WHAT TO WORK ON:
Give the data again, word for word.
[START OF GIVEN RECORDS]
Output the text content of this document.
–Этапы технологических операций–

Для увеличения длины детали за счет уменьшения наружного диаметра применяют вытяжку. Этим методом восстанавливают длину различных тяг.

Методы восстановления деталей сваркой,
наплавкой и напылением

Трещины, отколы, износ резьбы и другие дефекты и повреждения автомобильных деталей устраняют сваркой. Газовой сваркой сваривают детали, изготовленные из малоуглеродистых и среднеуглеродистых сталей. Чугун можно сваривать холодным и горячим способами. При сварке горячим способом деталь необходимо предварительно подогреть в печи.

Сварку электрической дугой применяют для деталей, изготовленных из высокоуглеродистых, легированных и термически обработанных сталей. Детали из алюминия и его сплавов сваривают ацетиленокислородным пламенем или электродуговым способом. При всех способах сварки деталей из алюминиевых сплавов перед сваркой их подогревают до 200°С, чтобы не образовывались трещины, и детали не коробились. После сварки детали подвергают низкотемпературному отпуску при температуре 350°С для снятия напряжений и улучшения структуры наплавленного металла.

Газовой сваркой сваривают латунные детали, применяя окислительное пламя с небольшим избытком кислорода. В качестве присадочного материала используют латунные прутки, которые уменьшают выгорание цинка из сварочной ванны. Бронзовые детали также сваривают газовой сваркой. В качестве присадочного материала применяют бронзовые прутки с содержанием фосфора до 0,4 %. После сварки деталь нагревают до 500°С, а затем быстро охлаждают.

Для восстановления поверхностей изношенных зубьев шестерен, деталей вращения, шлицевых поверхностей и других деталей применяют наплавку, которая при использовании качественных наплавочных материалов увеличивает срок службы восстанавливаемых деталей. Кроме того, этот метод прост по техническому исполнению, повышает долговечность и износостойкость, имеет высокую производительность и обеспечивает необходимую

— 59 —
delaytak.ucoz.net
[END OF GIVEN RECORDS]
ANSWER FOR THE TASK:
Output the text content of this document.
–Этапы технологических операций–

Для увеличения длины детали за счет уменьшения наружного диаметра применяют вытяжку. Этим методом восстанавливают длину различных тяг.

Методы восстановления деталей сваркой,
наплавкой и напылением

Трещины, отколы, износ резьбы и другие дефекты и повреждения автомобильных деталей устраняют сваркой. Газовой сваркой сваривают детали, изготовленные из малоуглеродистых и среднеуглеродистых сталей. Чугун можно сваривать холодным и горячим способами. При сварке горячим способом деталь необходимо предварительно подогреть в печи.

Сварку электрической дугой применяют для деталей, изготовленных из высокоуглеродистых, легированных и термически обработанных сталей. Детали из алюминия и его сплавов сваривают ацетиленокислородным пламенем или электродуговым способом. При всех способах сварки деталей из алюминиевых сплавов перед сваркой их подогревают до 200°С, чтобы не образовывались трещины, и детали не коробились. После сварки детали подвергают низкотемпературному отпуску при температуре 350°С для снятия напряжений и улучшения структуры наплавленного металла.

Газовой сваркой сваривают латунные детали, применяя окислительное пламя с небольшим избытком кислорода. В качестве присадочного материала используют латунные прутки, которые уменьшают выгорание цинка из сварочной ванны. Бронзовые детали также сваривают газовой сваркой. В качестве присадочного материала применяют бронзовые прутки с содержанием фосфора до 0,4 %. После сварки деталь нагревают до 500°С, а затем быстро охлаждают.

Для восстановления поверхностей изношенных зубьев шестерен, деталей вращения, шлицевых поверхностей и других деталей применяют наплавку, которая при использовании качественных наплавочных материалов увеличивает срок службы восстанавливаемых деталей. Кроме того, этот метод прост по техническому исполнению, повышает долговечность и износостойкость, имеет высокую производительность и обеспечивает необходимую

— 59 —
delaytak.ucoz.net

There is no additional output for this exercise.